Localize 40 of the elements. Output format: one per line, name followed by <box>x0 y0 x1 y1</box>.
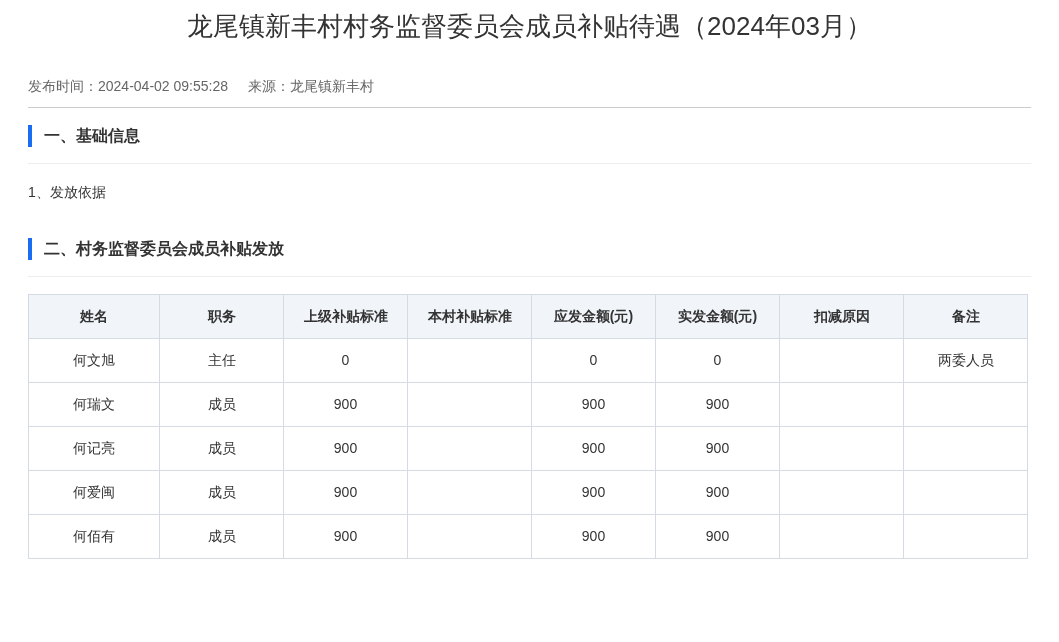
table-cell: 900 <box>283 382 408 427</box>
column-header: 本村补贴标准 <box>407 294 532 339</box>
table-cell: 0 <box>531 338 656 383</box>
column-header: 扣减原因 <box>779 294 904 339</box>
source-text: 来源：龙尾镇新丰村 <box>248 77 374 96</box>
table-cell: 900 <box>655 470 780 515</box>
table-cell: 何爱闽 <box>28 470 160 515</box>
publish-time: 发布时间：2024-04-02 09:55:28 <box>28 77 228 96</box>
table-cell: 0 <box>655 338 780 383</box>
table-cell: 900 <box>655 382 780 427</box>
table-cell: 主任 <box>159 338 284 383</box>
table-cell: 900 <box>283 470 408 515</box>
table-cell: 成员 <box>159 382 284 427</box>
paragraph-text: 1、发放依据 <box>28 183 107 202</box>
table-cell: 何瑞文 <box>28 382 160 427</box>
table-cell: 900 <box>531 470 656 515</box>
column-header: 实发金额(元) <box>655 294 780 339</box>
table-cell: 成员 <box>159 470 284 515</box>
table-cell: 成员 <box>159 514 284 559</box>
table-cell: 900 <box>531 426 656 471</box>
table-cell: 900 <box>283 514 408 559</box>
table-cell: 0 <box>283 338 408 383</box>
table-cell: 何佰有 <box>28 514 160 559</box>
column-header: 应发金额(元) <box>531 294 656 339</box>
table-cell: 900 <box>283 426 408 471</box>
table-cell: 何文旭 <box>28 338 160 383</box>
table-cell: 900 <box>655 426 780 471</box>
table-cell: 900 <box>655 514 780 559</box>
page-title: 龙尾镇新丰村村务监督委员会成员补贴待遇（2024年03月） <box>186 10 873 42</box>
table-cell: 成员 <box>159 426 284 471</box>
table-cell: 两委人员 <box>903 338 1028 383</box>
column-header: 姓名 <box>28 294 160 339</box>
table-cell: 何记亮 <box>28 426 160 471</box>
column-header: 上级补贴标准 <box>283 294 408 339</box>
column-header: 备注 <box>903 294 1028 339</box>
column-header: 职务 <box>159 294 284 339</box>
section-heading: 一、基础信息 <box>28 124 140 147</box>
table-cell: 900 <box>531 382 656 427</box>
section-heading: 二、村务监督委员会成员补贴发放 <box>28 237 284 260</box>
table-cell: 900 <box>531 514 656 559</box>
===============
### EXERCISE
Quote all of the records above word for word, leaving out the pictures.

### WRITTEN ANSWER
Localize 40 of the elements. Output format: one per line, name followed by <box>x0 y0 x1 y1</box>.
table-cell: 900 <box>283 382 408 427</box>
column-header: 本村补贴标准 <box>407 294 532 339</box>
table-cell: 0 <box>531 338 656 383</box>
column-header: 扣减原因 <box>779 294 904 339</box>
source-text: 来源：龙尾镇新丰村 <box>248 77 374 96</box>
table-cell: 900 <box>655 470 780 515</box>
table-cell: 何爱闽 <box>28 470 160 515</box>
publish-time: 发布时间：2024-04-02 09:55:28 <box>28 77 228 96</box>
table-cell: 0 <box>655 338 780 383</box>
table-cell: 900 <box>655 382 780 427</box>
table-cell: 主任 <box>159 338 284 383</box>
table-cell: 900 <box>283 470 408 515</box>
table-cell: 成员 <box>159 382 284 427</box>
paragraph-text: 1、发放依据 <box>28 183 107 202</box>
table-cell: 何瑞文 <box>28 382 160 427</box>
table-cell: 900 <box>531 470 656 515</box>
column-header: 实发金额(元) <box>655 294 780 339</box>
table-cell: 成员 <box>159 470 284 515</box>
table-cell: 成员 <box>159 514 284 559</box>
table-cell: 900 <box>531 426 656 471</box>
table-cell: 900 <box>283 514 408 559</box>
table-cell: 0 <box>283 338 408 383</box>
table-cell: 何佰有 <box>28 514 160 559</box>
column-header: 应发金额(元) <box>531 294 656 339</box>
table-cell: 900 <box>283 426 408 471</box>
table-cell: 何文旭 <box>28 338 160 383</box>
table-cell: 900 <box>655 426 780 471</box>
table-cell: 900 <box>655 514 780 559</box>
page-title: 龙尾镇新丰村村务监督委员会成员补贴待遇（2024年03月） <box>186 10 873 42</box>
table-cell: 成员 <box>159 426 284 471</box>
table-cell: 两委人员 <box>903 338 1028 383</box>
column-header: 姓名 <box>28 294 160 339</box>
table-cell: 何记亮 <box>28 426 160 471</box>
column-header: 上级补贴标准 <box>283 294 408 339</box>
column-header: 备注 <box>903 294 1028 339</box>
column-header: 职务 <box>159 294 284 339</box>
section-heading: 一、基础信息 <box>28 124 140 147</box>
table-cell: 900 <box>531 382 656 427</box>
section-heading: 二、村务监督委员会成员补贴发放 <box>28 237 284 260</box>
table-cell: 900 <box>531 514 656 559</box>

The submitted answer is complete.